Work instructions: Copy every line of the data that includes the string "checked".

Records for this exercise:

──────────

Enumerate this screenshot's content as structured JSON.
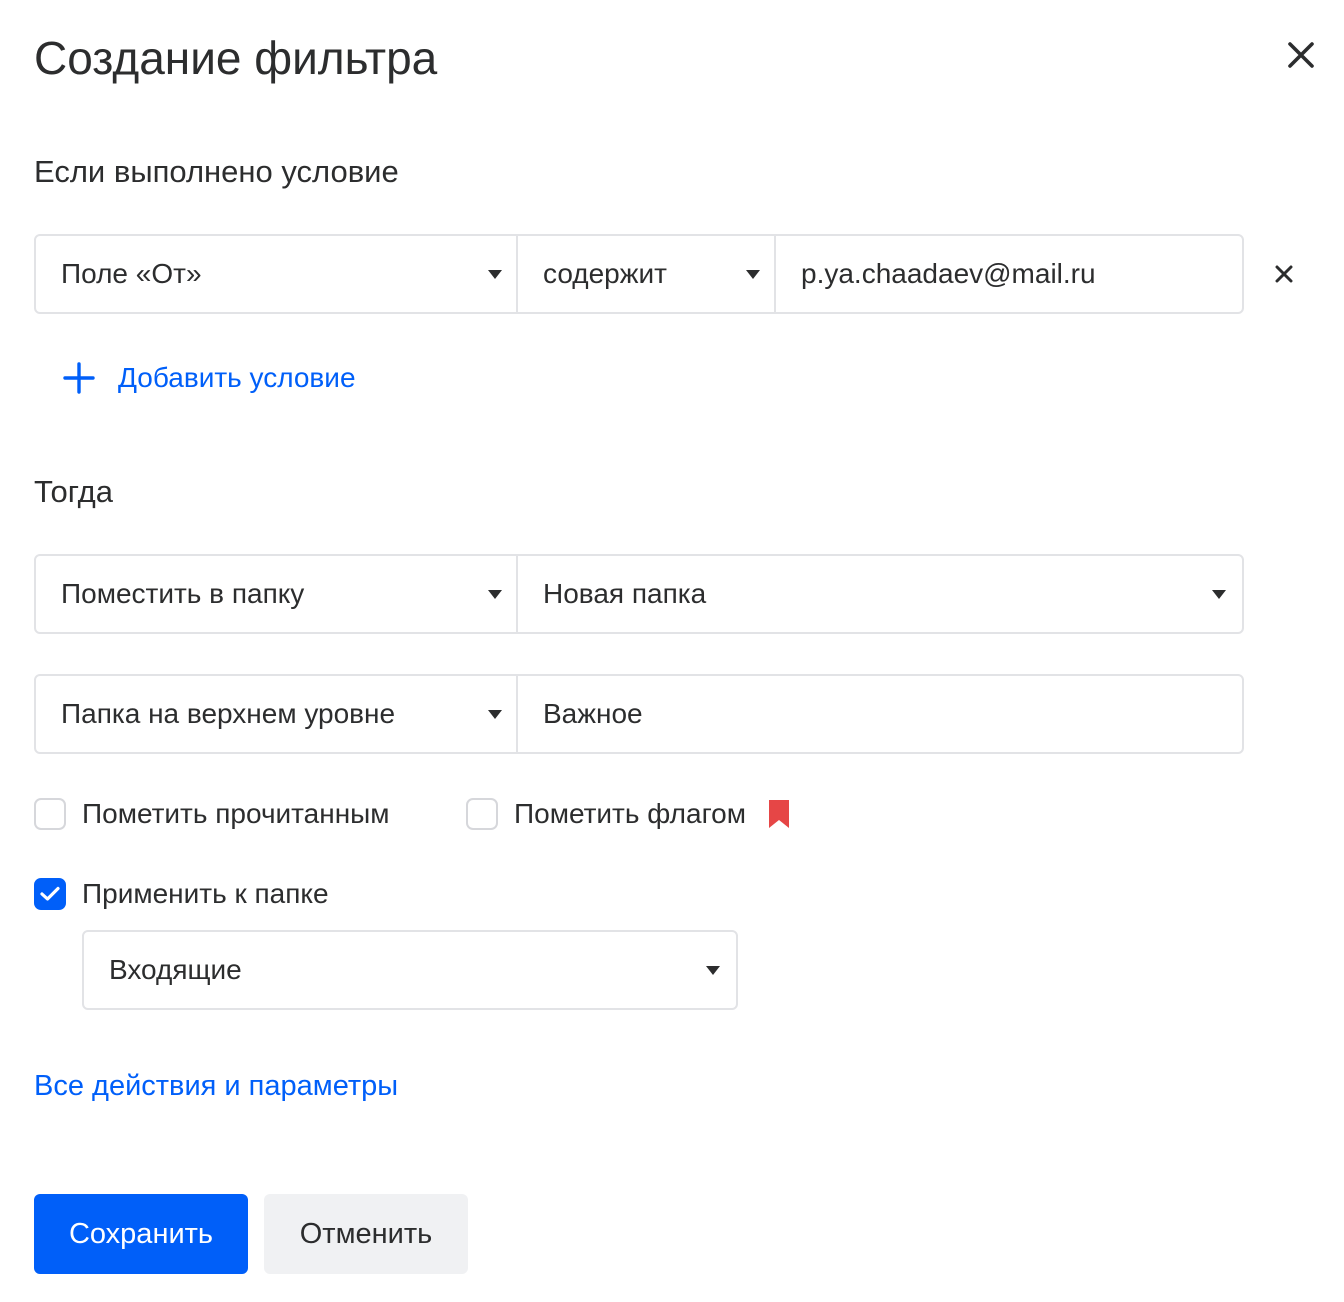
{
  "dialog": {
    "title": "Создание фильтра",
    "close_icon": "close-icon"
  },
  "condition": {
    "section_label": "Если выполнено условие",
    "field": "Поле «От»",
    "operator": "содержит",
    "value": "p.ya.chaadaev@mail.ru",
    "add_label": "Добавить условие"
  },
  "action": {
    "section_label": "Тогда",
    "type": "Поместить в папку",
    "target_folder": "Новая папка",
    "folder_level": "Папка на верхнем уровне",
    "folder_name": "Важное"
  },
  "options": {
    "mark_read": {
      "label": "Пометить прочитанным",
      "checked": false
    },
    "mark_flag": {
      "label": "Пометить флагом",
      "checked": false,
      "flag_color": "#e64646"
    },
    "apply_to_folder": {
      "label": "Применить к папке",
      "checked": true
    },
    "apply_folder_value": "Входящие"
  },
  "links": {
    "all_actions": "Все действия и параметры"
  },
  "buttons": {
    "save": "Сохранить",
    "cancel": "Отменить"
  },
  "colors": {
    "accent": "#005ff9",
    "text": "#2c2d2e",
    "border": "#e2e3e6",
    "cancel_bg": "#f0f1f3"
  }
}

──────────

Written reply:
      "checked": false
      "checked": false,
      "checked": true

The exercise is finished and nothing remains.